(Source records)
——————

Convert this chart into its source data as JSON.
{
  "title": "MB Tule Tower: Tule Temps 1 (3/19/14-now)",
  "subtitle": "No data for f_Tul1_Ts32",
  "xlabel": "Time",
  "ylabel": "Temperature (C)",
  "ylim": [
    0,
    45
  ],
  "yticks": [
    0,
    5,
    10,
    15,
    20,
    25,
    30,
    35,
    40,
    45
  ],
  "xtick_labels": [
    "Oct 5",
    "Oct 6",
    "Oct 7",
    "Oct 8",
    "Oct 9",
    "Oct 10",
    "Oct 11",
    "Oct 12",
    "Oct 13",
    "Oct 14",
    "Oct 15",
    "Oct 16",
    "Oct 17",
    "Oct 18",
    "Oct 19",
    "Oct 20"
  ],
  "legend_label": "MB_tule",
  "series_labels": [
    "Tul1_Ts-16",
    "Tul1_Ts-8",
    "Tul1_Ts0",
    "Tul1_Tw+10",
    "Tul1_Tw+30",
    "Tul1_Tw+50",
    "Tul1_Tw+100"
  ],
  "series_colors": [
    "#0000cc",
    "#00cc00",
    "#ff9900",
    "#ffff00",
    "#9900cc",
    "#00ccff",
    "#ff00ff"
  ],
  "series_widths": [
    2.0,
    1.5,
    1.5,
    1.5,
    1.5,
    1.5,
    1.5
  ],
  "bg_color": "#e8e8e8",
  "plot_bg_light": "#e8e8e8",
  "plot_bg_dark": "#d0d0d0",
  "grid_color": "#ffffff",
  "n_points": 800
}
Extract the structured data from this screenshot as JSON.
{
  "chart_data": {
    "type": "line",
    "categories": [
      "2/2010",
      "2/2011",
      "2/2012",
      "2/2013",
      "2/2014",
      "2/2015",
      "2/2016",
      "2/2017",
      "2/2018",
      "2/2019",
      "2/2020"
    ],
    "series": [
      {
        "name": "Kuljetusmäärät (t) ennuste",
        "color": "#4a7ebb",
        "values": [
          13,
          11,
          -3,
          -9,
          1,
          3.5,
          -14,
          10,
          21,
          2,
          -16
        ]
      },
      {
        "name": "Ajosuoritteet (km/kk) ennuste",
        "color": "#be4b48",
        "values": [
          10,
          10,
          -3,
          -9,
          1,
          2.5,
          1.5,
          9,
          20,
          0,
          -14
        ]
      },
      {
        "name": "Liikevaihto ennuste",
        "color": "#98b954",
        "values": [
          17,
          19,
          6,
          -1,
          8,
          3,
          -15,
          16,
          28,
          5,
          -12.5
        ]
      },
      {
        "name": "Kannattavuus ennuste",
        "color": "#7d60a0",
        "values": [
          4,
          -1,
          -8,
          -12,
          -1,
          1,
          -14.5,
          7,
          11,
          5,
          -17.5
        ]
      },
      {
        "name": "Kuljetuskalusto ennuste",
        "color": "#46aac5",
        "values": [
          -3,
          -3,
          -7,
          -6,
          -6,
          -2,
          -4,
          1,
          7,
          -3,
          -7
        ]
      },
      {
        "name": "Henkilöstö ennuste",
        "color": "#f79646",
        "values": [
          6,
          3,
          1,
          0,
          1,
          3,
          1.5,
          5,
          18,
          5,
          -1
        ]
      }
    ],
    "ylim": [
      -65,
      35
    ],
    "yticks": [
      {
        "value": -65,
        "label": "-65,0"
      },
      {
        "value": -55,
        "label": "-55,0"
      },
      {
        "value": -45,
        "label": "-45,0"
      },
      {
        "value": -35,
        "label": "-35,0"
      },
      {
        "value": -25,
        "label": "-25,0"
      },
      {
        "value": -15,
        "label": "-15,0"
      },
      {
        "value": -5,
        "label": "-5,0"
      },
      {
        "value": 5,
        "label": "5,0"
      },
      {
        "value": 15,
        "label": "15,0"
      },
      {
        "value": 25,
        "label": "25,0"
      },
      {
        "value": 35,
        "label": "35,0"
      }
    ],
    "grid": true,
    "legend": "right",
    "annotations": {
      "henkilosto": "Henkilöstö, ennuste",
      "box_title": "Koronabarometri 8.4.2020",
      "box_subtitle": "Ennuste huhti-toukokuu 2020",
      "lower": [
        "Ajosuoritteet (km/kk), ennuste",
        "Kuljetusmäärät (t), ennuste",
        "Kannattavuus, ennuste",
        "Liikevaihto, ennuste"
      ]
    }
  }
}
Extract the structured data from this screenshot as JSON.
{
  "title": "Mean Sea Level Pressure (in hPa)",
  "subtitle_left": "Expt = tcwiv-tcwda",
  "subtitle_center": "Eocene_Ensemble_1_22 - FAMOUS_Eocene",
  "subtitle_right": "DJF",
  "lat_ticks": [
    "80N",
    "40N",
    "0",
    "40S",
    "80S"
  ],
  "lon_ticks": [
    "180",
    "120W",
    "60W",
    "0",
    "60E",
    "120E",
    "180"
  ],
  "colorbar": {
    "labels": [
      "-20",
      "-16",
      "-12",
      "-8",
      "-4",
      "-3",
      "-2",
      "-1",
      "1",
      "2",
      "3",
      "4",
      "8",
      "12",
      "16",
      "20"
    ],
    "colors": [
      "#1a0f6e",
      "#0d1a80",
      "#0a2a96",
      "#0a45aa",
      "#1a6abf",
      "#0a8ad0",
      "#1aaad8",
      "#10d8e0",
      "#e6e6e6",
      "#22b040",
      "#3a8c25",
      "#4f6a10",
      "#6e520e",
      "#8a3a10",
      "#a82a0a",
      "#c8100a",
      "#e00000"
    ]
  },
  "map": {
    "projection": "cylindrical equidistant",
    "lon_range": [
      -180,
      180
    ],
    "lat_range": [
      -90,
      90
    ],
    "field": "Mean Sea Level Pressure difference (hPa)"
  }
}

——————

* EXERCISE
From the listing above, reproduce all the lines exactly.

* OUTPUT BELOW
Convert this chart into its source data as JSON.
{
  "title": "MB Tule Tower: Tule Temps 1 (3/19/14-now)",
  "subtitle": "No data for f_Tul1_Ts32",
  "xlabel": "Time",
  "ylabel": "Temperature (C)",
  "ylim": [
    0,
    45
  ],
  "yticks": [
    0,
    5,
    10,
    15,
    20,
    25,
    30,
    35,
    40,
    45
  ],
  "xtick_labels": [
    "Oct 5",
    "Oct 6",
    "Oct 7",
    "Oct 8",
    "Oct 9",
    "Oct 10",
    "Oct 11",
    "Oct 12",
    "Oct 13",
    "Oct 14",
    "Oct 15",
    "Oct 16",
    "Oct 17",
    "Oct 18",
    "Oct 19",
    "Oct 20"
  ],
  "legend_label": "MB_tule",
  "series_labels": [
    "Tul1_Ts-16",
    "Tul1_Ts-8",
    "Tul1_Ts0",
    "Tul1_Tw+10",
    "Tul1_Tw+30",
    "Tul1_Tw+50",
    "Tul1_Tw+100"
  ],
  "series_colors": [
    "#0000cc",
    "#00cc00",
    "#ff9900",
    "#ffff00",
    "#9900cc",
    "#00ccff",
    "#ff00ff"
  ],
  "series_widths": [
    2.0,
    1.5,
    1.5,
    1.5,
    1.5,
    1.5,
    1.5
  ],
  "bg_color": "#e8e8e8",
  "plot_bg_light": "#e8e8e8",
  "plot_bg_dark": "#d0d0d0",
  "grid_color": "#ffffff",
  "n_points": 800
}
Extract the structured data from this screenshot as JSON.
{
  "chart_data": {
    "type": "line",
    "categories": [
      "2/2010",
      "2/2011",
      "2/2012",
      "2/2013",
      "2/2014",
      "2/2015",
      "2/2016",
      "2/2017",
      "2/2018",
      "2/2019",
      "2/2020"
    ],
    "series": [
      {
        "name": "Kuljetusmäärät (t) ennuste",
        "color": "#4a7ebb",
        "values": [
          13,
          11,
          -3,
          -9,
          1,
          3.5,
          -14,
          10,
          21,
          2,
          -16
        ]
      },
      {
        "name": "Ajosuoritteet (km/kk) ennuste",
        "color": "#be4b48",
        "values": [
          10,
          10,
          -3,
          -9,
          1,
          2.5,
          1.5,
          9,
          20,
          0,
          -14
        ]
      },
      {
        "name": "Liikevaihto ennuste",
        "color": "#98b954",
        "values": [
          17,
          19,
          6,
          -1,
          8,
          3,
          -15,
          16,
          28,
          5,
          -12.5
        ]
      },
      {
        "name": "Kannattavuus ennuste",
        "color": "#7d60a0",
        "values": [
          4,
          -1,
          -8,
          -12,
          -1,
          1,
          -14.5,
          7,
          11,
          5,
          -17.5
        ]
      },
      {
        "name": "Kuljetuskalusto ennuste",
        "color": "#46aac5",
        "values": [
          -3,
          -3,
          -7,
          -6,
          -6,
          -2,
          -4,
          1,
          7,
          -3,
          -7
        ]
      },
      {
        "name": "Henkilöstö ennuste",
        "color": "#f79646",
        "values": [
          6,
          3,
          1,
          0,
          1,
          3,
          1.5,
          5,
          18,
          5,
          -1
        ]
      }
    ],
    "ylim": [
      -65,
      35
    ],
    "yticks": [
      {
        "value": -65,
        "label": "-65,0"
      },
      {
        "value": -55,
        "label": "-55,0"
      },
      {
        "value": -45,
        "label": "-45,0"
      },
      {
        "value": -35,
        "label": "-35,0"
      },
      {
        "value": -25,
        "label": "-25,0"
      },
      {
        "value": -15,
        "label": "-15,0"
      },
      {
        "value": -5,
        "label": "-5,0"
      },
      {
        "value": 5,
        "label": "5,0"
      },
      {
        "value": 15,
        "label": "15,0"
      },
      {
        "value": 25,
        "label": "25,0"
      },
      {
        "value": 35,
        "label": "35,0"
      }
    ],
    "grid": true,
    "legend": "right",
    "annotations": {
      "henkilosto": "Henkilöstö, ennuste",
      "box_title": "Koronabarometri 8.4.2020",
      "box_subtitle": "Ennuste huhti-toukokuu 2020",
      "lower": [
        "Ajosuoritteet (km/kk), ennuste",
        "Kuljetusmäärät (t), ennuste",
        "Kannattavuus, ennuste",
        "Liikevaihto, ennuste"
      ]
    }
  }
}
Extract the structured data from this screenshot as JSON.
{
  "title": "Mean Sea Level Pressure (in hPa)",
  "subtitle_left": "Expt = tcwiv-tcwda",
  "subtitle_center": "Eocene_Ensemble_1_22 - FAMOUS_Eocene",
  "subtitle_right": "DJF",
  "lat_ticks": [
    "80N",
    "40N",
    "0",
    "40S",
    "80S"
  ],
  "lon_ticks": [
    "180",
    "120W",
    "60W",
    "0",
    "60E",
    "120E",
    "180"
  ],
  "colorbar": {
    "labels": [
      "-20",
      "-16",
      "-12",
      "-8",
      "-4",
      "-3",
      "-2",
      "-1",
      "1",
      "2",
      "3",
      "4",
      "8",
      "12",
      "16",
      "20"
    ],
    "colors": [
      "#1a0f6e",
      "#0d1a80",
      "#0a2a96",
      "#0a45aa",
      "#1a6abf",
      "#0a8ad0",
      "#1aaad8",
      "#10d8e0",
      "#e6e6e6",
      "#22b040",
      "#3a8c25",
      "#4f6a10",
      "#6e520e",
      "#8a3a10",
      "#a82a0a",
      "#c8100a",
      "#e00000"
    ]
  },
  "map": {
    "projection": "cylindrical equidistant",
    "lon_range": [
      -180,
      180
    ],
    "lat_range": [
      -90,
      90
    ],
    "field": "Mean Sea Level Pressure difference (hPa)"
  }
}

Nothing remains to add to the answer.